» **Problem details**
Below are records. Copy every line with "Liebe" in it.

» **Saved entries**

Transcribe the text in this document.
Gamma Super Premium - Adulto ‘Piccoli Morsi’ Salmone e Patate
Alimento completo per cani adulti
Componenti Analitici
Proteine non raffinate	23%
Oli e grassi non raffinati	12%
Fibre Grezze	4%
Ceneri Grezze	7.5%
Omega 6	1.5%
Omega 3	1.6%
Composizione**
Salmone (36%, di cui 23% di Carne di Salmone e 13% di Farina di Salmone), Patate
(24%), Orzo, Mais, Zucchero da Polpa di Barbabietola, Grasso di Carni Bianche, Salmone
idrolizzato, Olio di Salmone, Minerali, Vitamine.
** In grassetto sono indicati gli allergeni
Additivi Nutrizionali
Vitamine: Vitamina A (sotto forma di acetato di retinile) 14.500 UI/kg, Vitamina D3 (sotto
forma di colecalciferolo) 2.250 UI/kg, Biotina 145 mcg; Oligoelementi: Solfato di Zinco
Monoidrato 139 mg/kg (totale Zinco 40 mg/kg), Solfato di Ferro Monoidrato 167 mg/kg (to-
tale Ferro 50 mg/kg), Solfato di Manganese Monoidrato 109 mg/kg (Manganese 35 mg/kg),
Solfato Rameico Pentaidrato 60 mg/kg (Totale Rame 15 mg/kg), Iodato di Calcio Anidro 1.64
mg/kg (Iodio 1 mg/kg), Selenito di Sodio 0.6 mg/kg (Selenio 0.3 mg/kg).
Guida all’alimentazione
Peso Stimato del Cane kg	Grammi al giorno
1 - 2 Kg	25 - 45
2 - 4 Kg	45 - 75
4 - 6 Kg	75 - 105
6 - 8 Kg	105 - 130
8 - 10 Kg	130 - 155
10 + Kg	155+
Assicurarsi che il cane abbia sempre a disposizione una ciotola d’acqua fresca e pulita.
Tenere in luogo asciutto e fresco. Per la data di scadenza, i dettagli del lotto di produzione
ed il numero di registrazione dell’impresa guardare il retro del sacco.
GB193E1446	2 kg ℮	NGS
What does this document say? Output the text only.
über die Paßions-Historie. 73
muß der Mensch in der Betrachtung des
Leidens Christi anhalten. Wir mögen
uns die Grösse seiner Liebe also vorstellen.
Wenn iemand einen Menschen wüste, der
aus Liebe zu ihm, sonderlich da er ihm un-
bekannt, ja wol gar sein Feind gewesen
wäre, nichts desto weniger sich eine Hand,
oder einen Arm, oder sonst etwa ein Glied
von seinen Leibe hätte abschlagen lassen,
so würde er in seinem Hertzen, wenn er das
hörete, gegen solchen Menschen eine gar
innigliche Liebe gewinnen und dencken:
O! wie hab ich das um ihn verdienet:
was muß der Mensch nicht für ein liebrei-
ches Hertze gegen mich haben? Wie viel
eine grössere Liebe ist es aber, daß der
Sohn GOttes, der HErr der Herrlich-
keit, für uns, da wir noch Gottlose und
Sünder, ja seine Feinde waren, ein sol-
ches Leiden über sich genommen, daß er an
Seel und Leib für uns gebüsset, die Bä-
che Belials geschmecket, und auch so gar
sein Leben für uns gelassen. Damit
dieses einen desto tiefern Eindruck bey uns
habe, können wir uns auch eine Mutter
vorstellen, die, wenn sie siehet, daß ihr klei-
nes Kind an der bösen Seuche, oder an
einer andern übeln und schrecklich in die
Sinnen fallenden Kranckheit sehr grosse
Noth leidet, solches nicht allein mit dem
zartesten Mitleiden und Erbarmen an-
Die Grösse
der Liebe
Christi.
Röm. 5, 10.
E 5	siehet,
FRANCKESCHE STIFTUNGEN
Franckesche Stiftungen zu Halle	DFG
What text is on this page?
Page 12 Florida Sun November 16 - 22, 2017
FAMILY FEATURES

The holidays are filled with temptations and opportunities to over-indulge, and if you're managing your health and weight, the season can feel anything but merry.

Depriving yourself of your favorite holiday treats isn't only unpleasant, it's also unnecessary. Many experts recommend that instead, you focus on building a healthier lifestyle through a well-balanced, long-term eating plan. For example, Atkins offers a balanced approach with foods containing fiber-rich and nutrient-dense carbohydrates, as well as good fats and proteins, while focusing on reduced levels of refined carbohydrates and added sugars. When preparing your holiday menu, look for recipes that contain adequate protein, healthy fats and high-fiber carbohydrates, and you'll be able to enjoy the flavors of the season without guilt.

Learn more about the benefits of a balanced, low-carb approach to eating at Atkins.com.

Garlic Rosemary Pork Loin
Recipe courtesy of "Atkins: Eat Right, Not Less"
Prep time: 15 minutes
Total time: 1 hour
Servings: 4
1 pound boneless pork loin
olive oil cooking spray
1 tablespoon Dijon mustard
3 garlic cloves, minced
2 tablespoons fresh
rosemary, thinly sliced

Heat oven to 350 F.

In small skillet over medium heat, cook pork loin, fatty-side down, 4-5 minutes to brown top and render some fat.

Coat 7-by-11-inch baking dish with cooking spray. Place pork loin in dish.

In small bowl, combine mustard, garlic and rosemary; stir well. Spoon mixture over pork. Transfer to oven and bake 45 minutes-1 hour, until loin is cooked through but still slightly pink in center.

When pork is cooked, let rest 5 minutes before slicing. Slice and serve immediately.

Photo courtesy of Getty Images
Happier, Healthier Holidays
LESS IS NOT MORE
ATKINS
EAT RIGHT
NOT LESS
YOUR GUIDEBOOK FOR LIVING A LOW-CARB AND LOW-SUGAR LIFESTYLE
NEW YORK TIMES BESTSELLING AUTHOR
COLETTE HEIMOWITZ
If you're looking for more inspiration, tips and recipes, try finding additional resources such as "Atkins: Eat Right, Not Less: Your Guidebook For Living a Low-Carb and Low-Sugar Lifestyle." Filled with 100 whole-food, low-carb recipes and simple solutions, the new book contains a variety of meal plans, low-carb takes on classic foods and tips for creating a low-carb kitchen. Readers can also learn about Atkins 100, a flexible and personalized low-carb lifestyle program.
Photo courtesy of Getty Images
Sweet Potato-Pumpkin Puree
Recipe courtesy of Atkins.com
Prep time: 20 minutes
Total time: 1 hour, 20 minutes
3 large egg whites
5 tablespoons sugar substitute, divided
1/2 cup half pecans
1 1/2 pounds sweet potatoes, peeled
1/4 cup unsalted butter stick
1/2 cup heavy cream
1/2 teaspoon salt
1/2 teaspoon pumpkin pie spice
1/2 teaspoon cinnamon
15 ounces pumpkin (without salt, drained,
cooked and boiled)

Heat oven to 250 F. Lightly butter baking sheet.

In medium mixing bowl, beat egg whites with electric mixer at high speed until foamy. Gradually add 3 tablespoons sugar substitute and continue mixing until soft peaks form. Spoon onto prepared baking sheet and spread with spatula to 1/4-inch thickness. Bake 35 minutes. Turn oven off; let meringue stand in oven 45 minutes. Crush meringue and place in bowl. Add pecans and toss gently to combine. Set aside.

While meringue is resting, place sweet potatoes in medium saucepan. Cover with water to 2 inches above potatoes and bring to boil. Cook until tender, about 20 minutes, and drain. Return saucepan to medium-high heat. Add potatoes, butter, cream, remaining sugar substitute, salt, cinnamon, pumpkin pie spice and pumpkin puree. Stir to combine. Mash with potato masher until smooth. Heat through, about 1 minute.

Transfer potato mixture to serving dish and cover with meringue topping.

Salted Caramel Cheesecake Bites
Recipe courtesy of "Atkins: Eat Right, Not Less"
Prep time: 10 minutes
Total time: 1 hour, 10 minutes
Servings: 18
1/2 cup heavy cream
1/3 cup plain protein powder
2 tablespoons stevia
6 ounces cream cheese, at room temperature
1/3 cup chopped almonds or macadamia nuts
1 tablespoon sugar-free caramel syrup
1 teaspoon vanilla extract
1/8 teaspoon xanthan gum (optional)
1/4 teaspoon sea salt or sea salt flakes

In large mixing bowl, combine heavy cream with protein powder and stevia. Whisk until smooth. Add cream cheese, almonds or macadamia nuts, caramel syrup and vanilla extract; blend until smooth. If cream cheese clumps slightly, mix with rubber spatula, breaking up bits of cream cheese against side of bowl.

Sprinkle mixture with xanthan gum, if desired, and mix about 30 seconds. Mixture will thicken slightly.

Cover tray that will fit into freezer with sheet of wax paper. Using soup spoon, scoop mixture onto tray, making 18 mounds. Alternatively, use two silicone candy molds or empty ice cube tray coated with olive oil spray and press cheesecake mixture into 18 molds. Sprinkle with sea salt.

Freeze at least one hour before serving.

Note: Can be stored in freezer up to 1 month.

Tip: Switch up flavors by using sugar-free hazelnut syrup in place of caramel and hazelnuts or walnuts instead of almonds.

» **Task output**
uns die Grösse seiner Liebe also vorstellen.
aus Liebe zu ihm, sonderlich da er ihm un-
innigliche Liebe gewinnen und dencken:
eine grössere Liebe ist es aber, daß der
der Liebe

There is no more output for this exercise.